Exact reproduction is required for all entries.

# Start of Task material

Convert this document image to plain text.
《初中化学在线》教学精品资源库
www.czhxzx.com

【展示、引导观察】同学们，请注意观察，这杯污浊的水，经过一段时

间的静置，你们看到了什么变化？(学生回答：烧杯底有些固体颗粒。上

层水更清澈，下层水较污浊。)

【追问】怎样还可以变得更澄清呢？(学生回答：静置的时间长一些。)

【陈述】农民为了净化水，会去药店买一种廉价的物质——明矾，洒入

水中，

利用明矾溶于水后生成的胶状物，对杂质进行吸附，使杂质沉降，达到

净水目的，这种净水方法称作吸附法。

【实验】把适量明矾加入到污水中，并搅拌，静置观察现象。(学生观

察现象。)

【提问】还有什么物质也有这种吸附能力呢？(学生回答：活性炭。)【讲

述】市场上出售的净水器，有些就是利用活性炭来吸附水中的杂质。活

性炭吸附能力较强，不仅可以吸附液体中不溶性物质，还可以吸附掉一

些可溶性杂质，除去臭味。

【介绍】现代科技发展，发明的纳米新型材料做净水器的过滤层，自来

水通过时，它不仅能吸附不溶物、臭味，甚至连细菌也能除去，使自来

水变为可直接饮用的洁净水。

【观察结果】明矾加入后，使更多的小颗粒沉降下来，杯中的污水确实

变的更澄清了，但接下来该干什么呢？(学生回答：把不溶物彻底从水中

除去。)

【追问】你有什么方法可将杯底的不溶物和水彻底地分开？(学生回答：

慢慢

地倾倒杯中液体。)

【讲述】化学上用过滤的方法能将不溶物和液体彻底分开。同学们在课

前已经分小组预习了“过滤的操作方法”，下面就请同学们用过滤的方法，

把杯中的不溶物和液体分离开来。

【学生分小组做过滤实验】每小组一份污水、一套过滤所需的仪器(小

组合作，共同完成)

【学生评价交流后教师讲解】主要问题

# End of Task material

Answer in full.
Convert this document image to plain text.
《初中化学在线》教学精品资源库
www.czhxzx.com

【展示、引导观察】同学们，请注意观察，这杯污浊的水，经过一段时

间的静置，你们看到了什么变化？(学生回答：烧杯底有些固体颗粒。上

层水更清澈，下层水较污浊。)

【追问】怎样还可以变得更澄清呢？(学生回答：静置的时间长一些。)

【陈述】农民为了净化水，会去药店买一种廉价的物质——明矾，洒入

水中，

利用明矾溶于水后生成的胶状物，对杂质进行吸附，使杂质沉降，达到

净水目的，这种净水方法称作吸附法。

【实验】把适量明矾加入到污水中，并搅拌，静置观察现象。(学生观

察现象。)

【提问】还有什么物质也有这种吸附能力呢？(学生回答：活性炭。)【讲

述】市场上出售的净水器，有些就是利用活性炭来吸附水中的杂质。活

性炭吸附能力较强，不仅可以吸附液体中不溶性物质，还可以吸附掉一

些可溶性杂质，除去臭味。

【介绍】现代科技发展，发明的纳米新型材料做净水器的过滤层，自来

水通过时，它不仅能吸附不溶物、臭味，甚至连细菌也能除去，使自来

水变为可直接饮用的洁净水。

【观察结果】明矾加入后，使更多的小颗粒沉降下来，杯中的污水确实

变的更澄清了，但接下来该干什么呢？(学生回答：把不溶物彻底从水中

除去。)

【追问】你有什么方法可将杯底的不溶物和水彻底地分开？(学生回答：

慢慢

地倾倒杯中液体。)

【讲述】化学上用过滤的方法能将不溶物和液体彻底分开。同学们在课

前已经分小组预习了“过滤的操作方法”，下面就请同学们用过滤的方法，

把杯中的不溶物和液体分离开来。

【学生分小组做过滤实验】每小组一份污水、一套过滤所需的仪器(小

组合作，共同完成)

【学生评价交流后教师讲解】主要问题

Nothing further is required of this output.